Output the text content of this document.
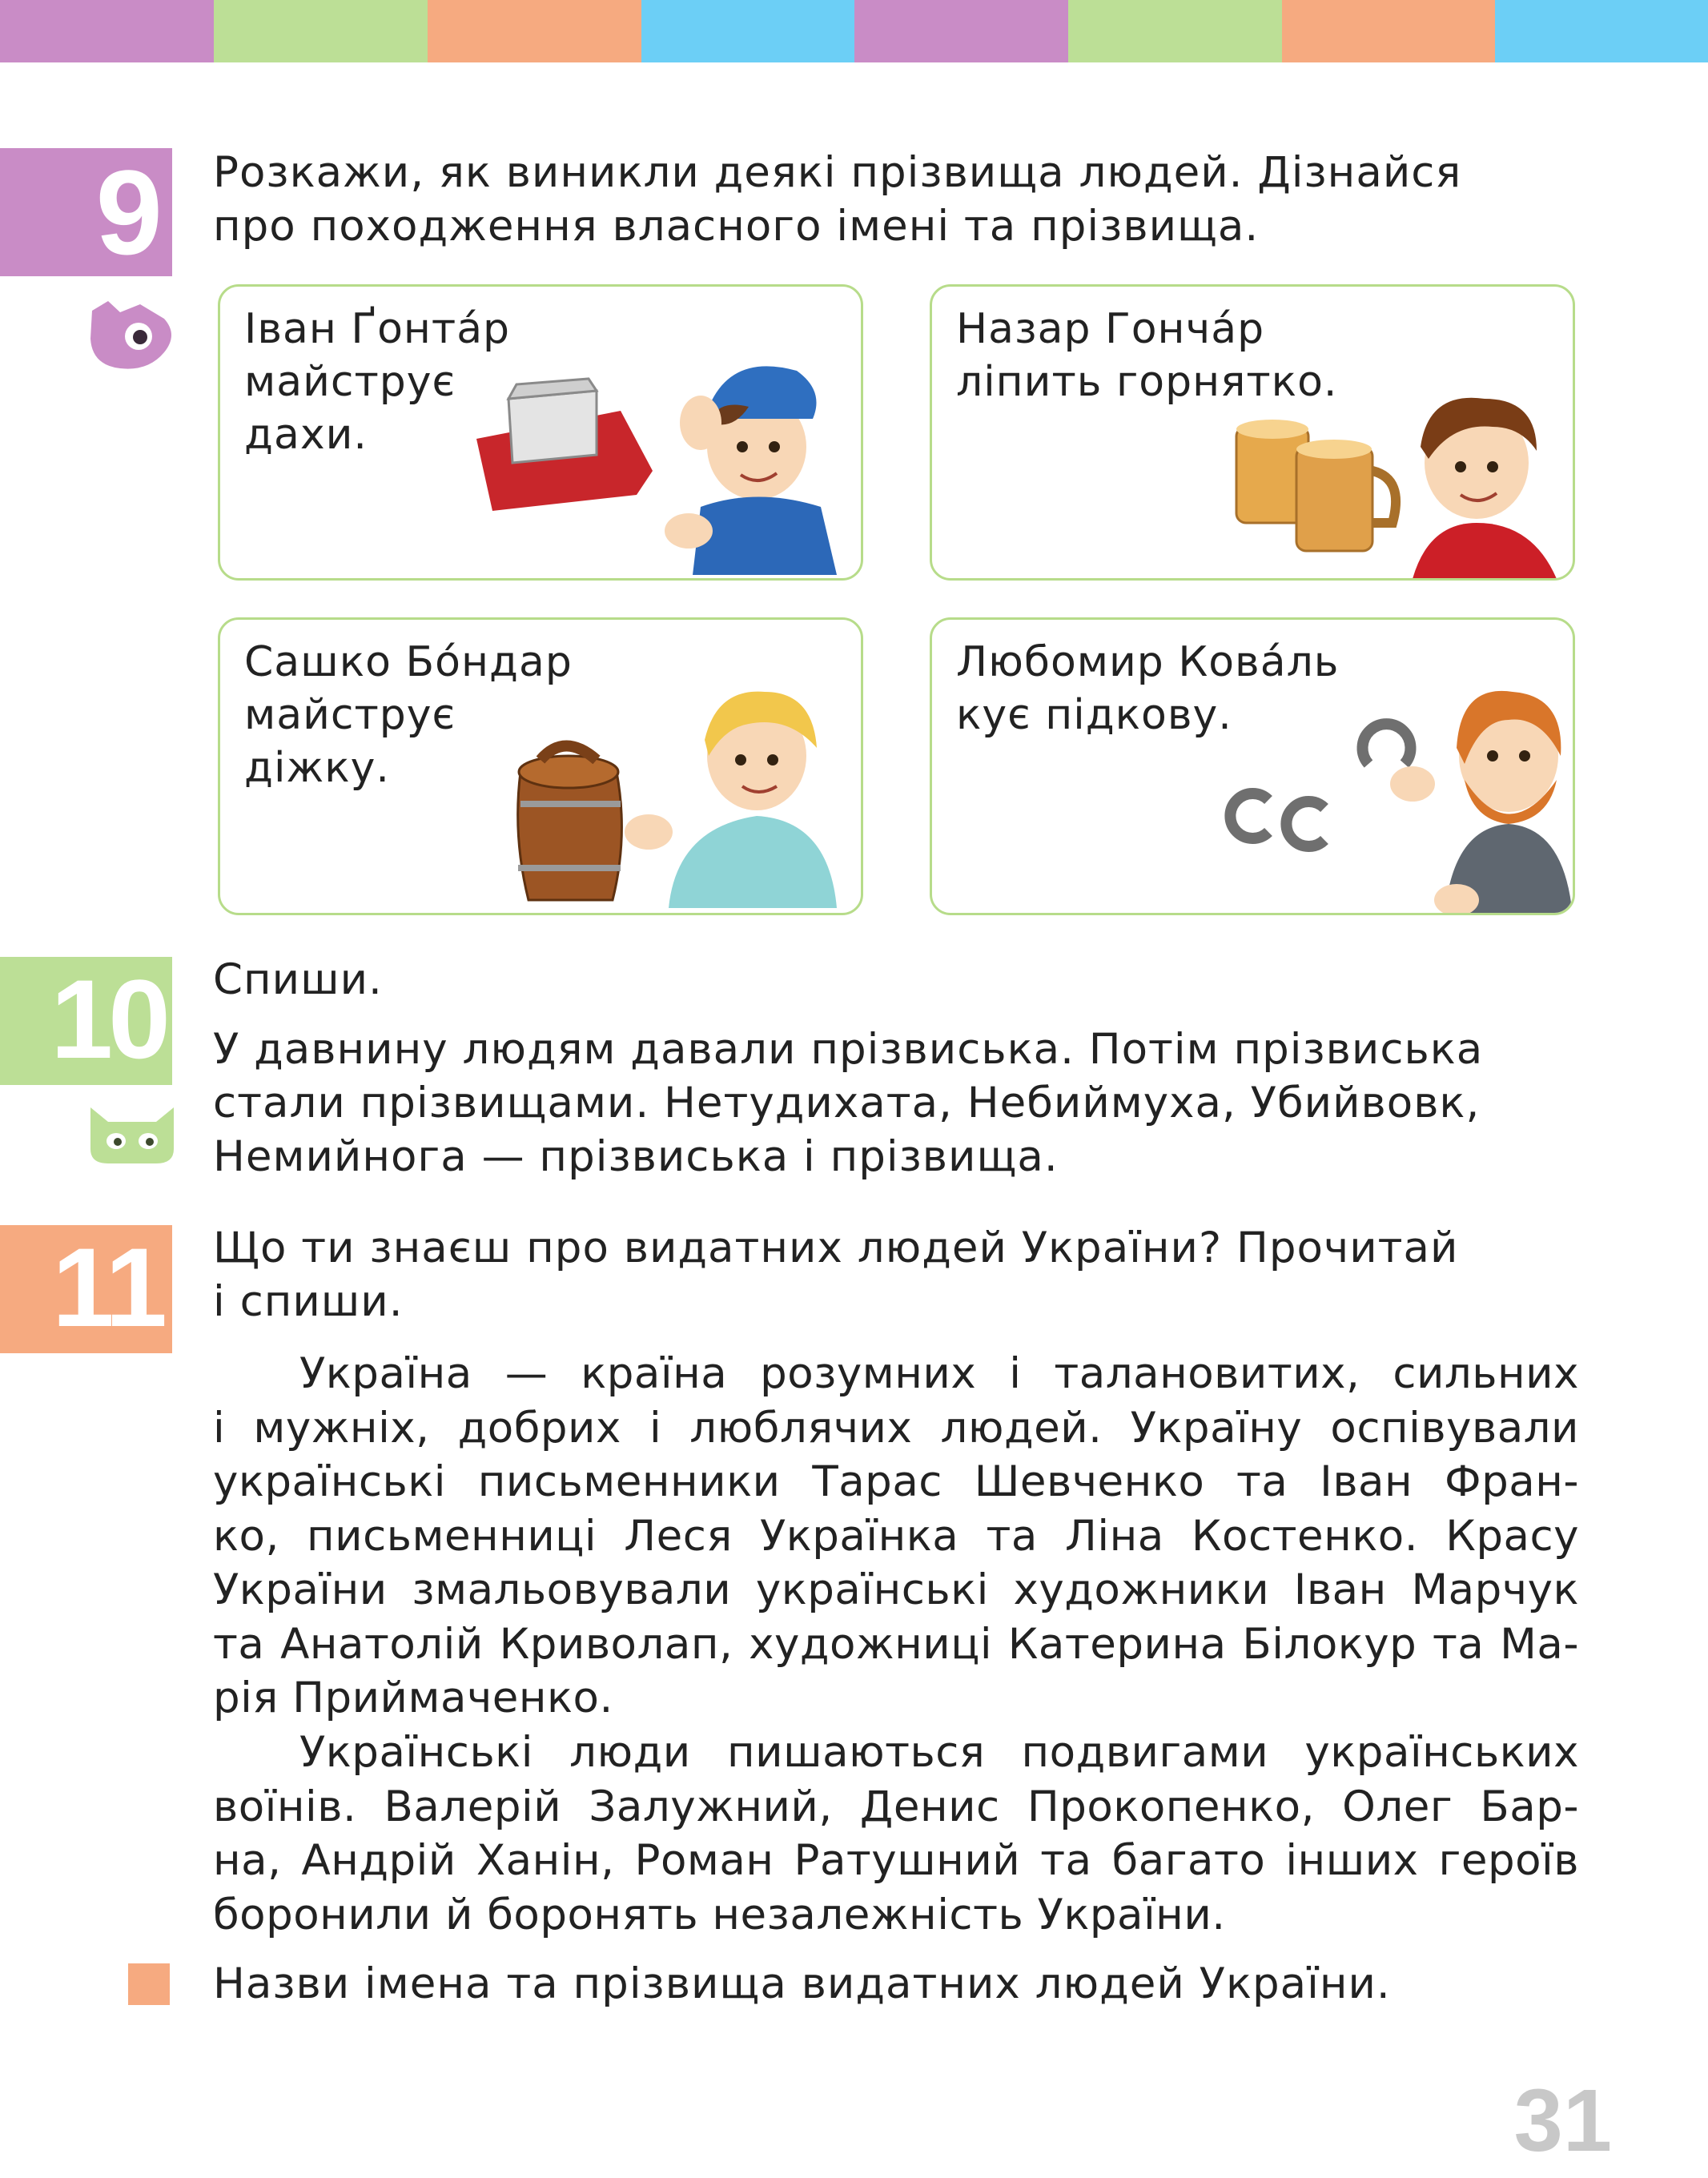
9 Розкажи, як виникли деякі прізвища людей. Дізнайся
про походження власного імені та прізвища.
Іван Ґонта́р
майструє
дахи.
Назар Гонча́р
ліпить горнятко.
Сашко Бо́ндар
майструє
діжку.
Любомир Кова́ль
кує підкову.
10 Спиши.
У давнину людям давали прізвиська. Потім прізвиська
стали прізвищами. Нетудихата, Небиймуха, Убийвовк,
Немийнога — прізвиська і прізвища.
11 Що ти знаєш про видатних людей України? Прочитай
і спиши.
Україна — країна розумних і талановитих, сильних
і мужніх, добрих і люблячих людей. Україну оспівували
українські письменники Тарас Шевченко та Іван Фран-
ко, письменниці Леся Українка та Ліна Костенко. Красу
України змальовували українські художники Іван Марчук
та Анатолій Криволап, художниці Катерина Білокур та Ма-
рія Приймаченко.
Українські люди пишаються подвигами українських
воїнів. Валерій Залужний, Денис Прокопенко, Олег Бар-
на, Андрій Ханін, Роман Ратушний та багато інших героїв
боронили й боронять незалежність України.
Назви імена та прізвища видатних людей України.
31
# # # # #
▶ _Stated goal_:
Give back the whole listing as it stands, minus its pictures.

▶ _Output below_:
Output the text content of this document.
9 Розкажи, як виникли деякі прізвища людей. Дізнайся
про походження власного імені та прізвища.
Іван Ґонта́р
майструє
дахи.
Назар Гонча́р
ліпить горнятко.
Сашко Бо́ндар
майструє
діжку.
Любомир Кова́ль
кує підкову.
10 Спиши.
У давнину людям давали прізвиська. Потім прізвиська
стали прізвищами. Нетудихата, Небиймуха, Убийвовк,
Немийнога — прізвиська і прізвища.
11 Що ти знаєш про видатних людей України? Прочитай
і спиши.
Україна — країна розумних і талановитих, сильних
і мужніх, добрих і люблячих людей. Україну оспівували
українські письменники Тарас Шевченко та Іван Фран-
ко, письменниці Леся Українка та Ліна Костенко. Красу
України змальовували українські художники Іван Марчук
та Анатолій Криволап, художниці Катерина Білокур та Ма-
рія Приймаченко.
Українські люди пишаються подвигами українських
воїнів. Валерій Залужний, Денис Прокопенко, Олег Бар-
на, Андрій Ханін, Роман Ратушний та багато інших героїв
боронили й боронять незалежність України.
Назви імена та прізвища видатних людей України.
31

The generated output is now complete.